◆ Exercise description: Look through the material below. Copy each line that contains the string "推翻资产阶级统治".
····················
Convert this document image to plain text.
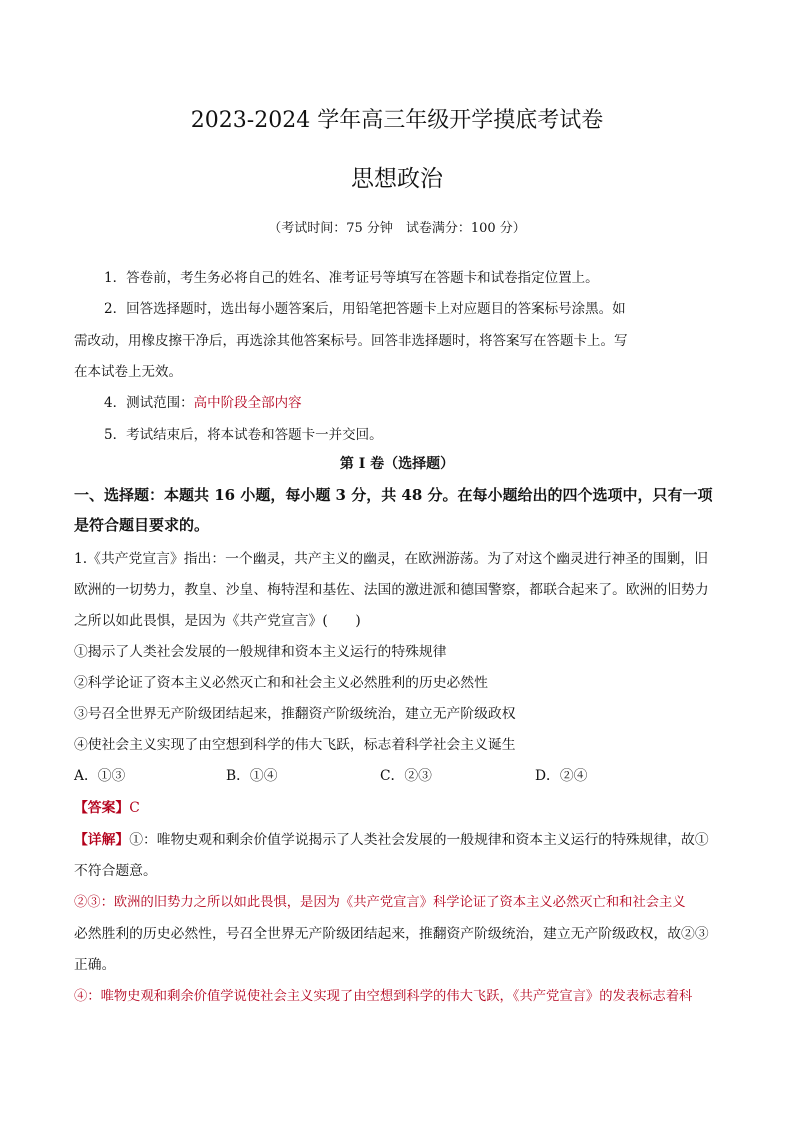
2023-2024 学年高三年级开学摸底考试卷
思想政治
（考试时间：75 分钟　试卷满分：100 分）
1．答卷前，考生务必将自己的姓名、准考证号等填写在答题卡和试卷指定位置上。
2．回答选择题时，选出每小题答案后，用铅笔把答题卡上对应题目的答案标号涂黑。如
需改动，用橡皮擦干净后，再选涂其他答案标号。回答非选择题时，将答案写在答题卡上。写
在本试卷上无效。
4．测试范围：高中阶段全部内容
5．考试结束后，将本试卷和答题卡一并交回。
第 I 卷（选择题）
一、选择题：本题共 16 小题，每小题 3 分，共 48 分。在每小题给出的四个选项中，只有一项
是符合题目要求的。
1.《共产党宣言》指出：一个幽灵，共产主义的幽灵，在欧洲游荡。为了对这个幽灵进行神圣的围剿，旧
欧洲的一切势力，教皇、沙皇、梅特涅和基佐、法国的激进派和德国警察，都联合起来了。欧洲的旧势力
之所以如此畏惧，是因为《共产党宣言》(　　)
①揭示了人类社会发展的一般规律和资本主义运行的特殊规律
②科学论证了资本主义必然灭亡和和社会主义必然胜利的历史必然性
③号召全世界无产阶级团结起来，推翻资产阶级统治，建立无产阶级政权
④使社会主义实现了由空想到科学的伟大飞跃，标志着科学社会主义诞生
A．①③	B．①④	C．②③	D．②④
【答案】C
【详解】①：唯物史观和剩余价值学说揭示了人类社会发展的一般规律和资本主义运行的特殊规律，故①
不符合题意。
②③：欧洲的旧势力之所以如此畏惧，是因为《共产党宣言》科学论证了资本主义必然灭亡和和社会主义
必然胜利的历史必然性，号召全世界无产阶级团结起来，推翻资产阶级统治，建立无产阶级政权，故②③
正确。
④：唯物史观和剩余价值学说使社会主义实现了由空想到科学的伟大飞跃，《共产党宣言》的发表标志着科
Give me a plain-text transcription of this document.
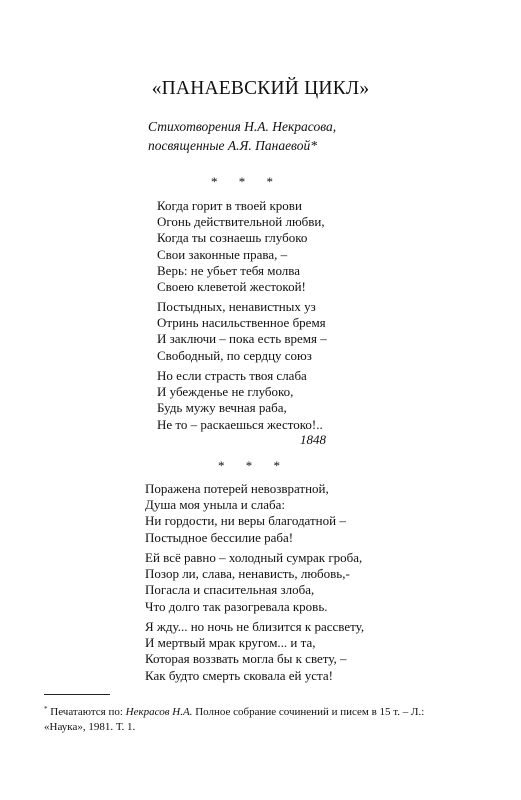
«ПАНАЕВСКИЙ ЦИКЛ»
Стихотворения Н.А. Некрасова,
посвященные А.Я. Панаевой*
* * *
Когда горит в твоей крови
Огонь действительной любви,
Когда ты сознаешь глубоко
Свои законные права, –
Верь: не убьет тебя молва
Своею клеветой жестокой!
Постыдных, ненавистных уз
Отринь насильственное бремя
И заключи – пока есть время –
Свободный, по сердцу союз
Но если страсть твоя слаба
И убежденье не глубоко,
Будь мужу вечная раба,
Не то – раскаешься жестоко!..
1848
* * *
Поражена потерей невозвратной,
Душа моя уныла и слаба:
Ни гордости, ни веры благодатной –
Постыдное бессилие раба!
Ей всё равно – холодный сумрак гроба,
Позор ли, слава, ненависть, любовь,-
Погасла и спасительная злоба,
Что долго так разогревала кровь.
Я жду... но ночь не близится к рассвету,
И мертвый мрак кругом... и та,
Которая воззвать могла бы к свету, –
Как будто смерть сковала ей уста!
* Печатаются по: Некрасов Н.А. Полное собрание сочинений и писем в 15 т. – Л.:
«Наука», 1981. Т. 1.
····················
◆ Result for this task:
③号召全世界无产阶级团结起来，推翻资产阶级统治，建立无产阶级政权
必然胜利的历史必然性，号召全世界无产阶级团结起来，推翻资产阶级统治，建立无产阶级政权，故②③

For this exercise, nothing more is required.